TASK OBJECTIVE:
Will you extract the entries word for word? Images should not appear in the copy.

===== INFORMATION SHOWN =====

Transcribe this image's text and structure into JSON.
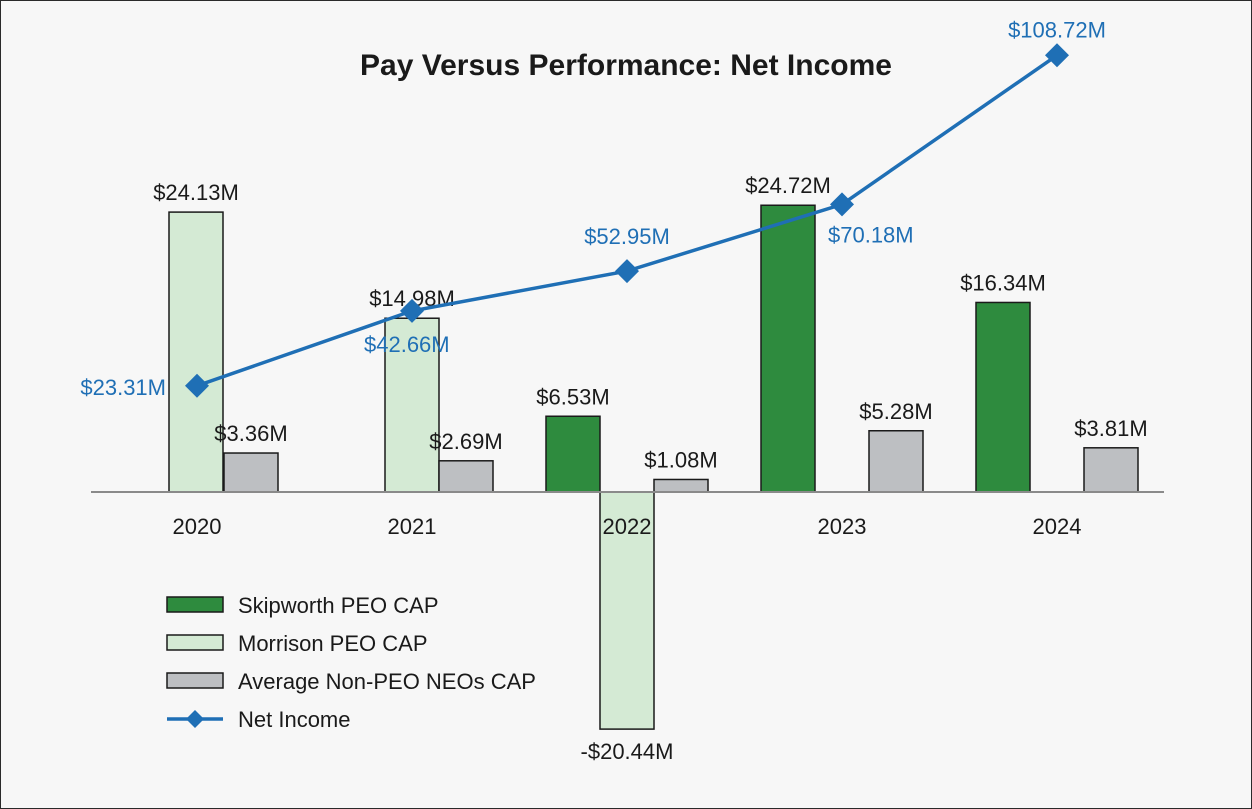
{
  "chart_data": {
    "type": "bar",
    "title": "Pay Versus Performance: Net Income",
    "xlabel": "",
    "ylabel": "",
    "categories": [
      "2020",
      "2021",
      "2022",
      "2023",
      "2024"
    ],
    "series": [
      {
        "name": "Skipworth PEO CAP",
        "type": "bar",
        "color": "#2e8b3e",
        "values": [
          null,
          null,
          6.53,
          24.72,
          16.34
        ],
        "labels": [
          null,
          null,
          "$6.53M",
          "$24.72M",
          "$16.34M"
        ]
      },
      {
        "name": "Morrison PEO CAP",
        "type": "bar",
        "color": "#d4ead4",
        "values": [
          24.13,
          14.98,
          -20.44,
          null,
          null
        ],
        "labels": [
          "$24.13M",
          "$14.98M",
          "-$20.44M",
          null,
          null
        ]
      },
      {
        "name": "Average Non-PEO NEOs CAP",
        "type": "bar",
        "color": "#bdbfc2",
        "values": [
          3.36,
          2.69,
          1.08,
          5.28,
          3.81
        ],
        "labels": [
          "$3.36M",
          "$2.69M",
          "$1.08M",
          "$5.28M",
          "$3.81M"
        ]
      },
      {
        "name": "Net Income",
        "type": "line",
        "color": "#1f6fb5",
        "marker": "diamond",
        "values": [
          23.31,
          42.66,
          52.95,
          70.18,
          108.72
        ],
        "labels": [
          "$23.31M",
          "$42.66M",
          "$52.95M",
          "$70.18M",
          "$108.72M"
        ]
      }
    ],
    "axes": {
      "bar_axis_range": [
        -21,
        26
      ],
      "line_axis_range": [
        0,
        130
      ]
    },
    "grid": false,
    "legend_position": "bottom-left"
  }
}
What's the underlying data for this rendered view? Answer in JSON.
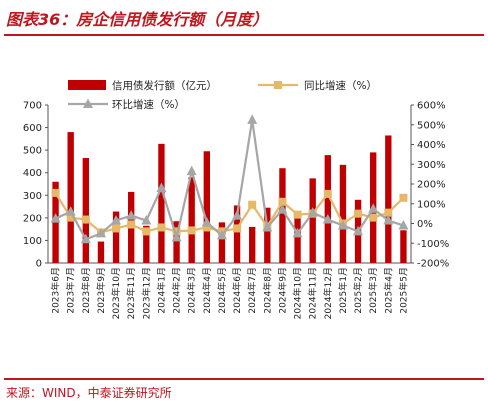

=====

TASK ANSWER:
Transcribe this image's text and structure into JSON.
{
  "chart_data": {
    "type": "bar",
    "title": "Pay Versus Performance: Net Income",
    "xlabel": "",
    "ylabel": "",
    "categories": [
      "2020",
      "2021",
      "2022",
      "2023",
      "2024"
    ],
    "series": [
      {
        "name": "Skipworth PEO CAP",
        "type": "bar",
        "color": "#2e8b3e",
        "values": [
          null,
          null,
          6.53,
          24.72,
          16.34
        ],
        "labels": [
          null,
          null,
          "$6.53M",
          "$24.72M",
          "$16.34M"
        ]
      },
      {
        "name": "Morrison PEO CAP",
        "type": "bar",
        "color": "#d4ead4",
        "values": [
          24.13,
          14.98,
          -20.44,
          null,
          null
        ],
        "labels": [
          "$24.13M",
          "$14.98M",
          "-$20.44M",
          null,
          null
        ]
      },
      {
        "name": "Average Non-PEO NEOs CAP",
        "type": "bar",
        "color": "#bdbfc2",
        "values": [
          3.36,
          2.69,
          1.08,
          5.28,
          3.81
        ],
        "labels": [
          "$3.36M",
          "$2.69M",
          "$1.08M",
          "$5.28M",
          "$3.81M"
        ]
      },
      {
        "name": "Net Income",
        "type": "line",
        "color": "#1f6fb5",
        "marker": "diamond",
        "values": [
          23.31,
          42.66,
          52.95,
          70.18,
          108.72
        ],
        "labels": [
          "$23.31M",
          "$42.66M",
          "$52.95M",
          "$70.18M",
          "$108.72M"
        ]
      }
    ],
    "axes": {
      "bar_axis_range": [
        -21,
        26
      ],
      "line_axis_range": [
        0,
        130
      ]
    },
    "grid": false,
    "legend_position": "bottom-left"
  }
}
What's the underlying data for this rendered view? Answer in JSON.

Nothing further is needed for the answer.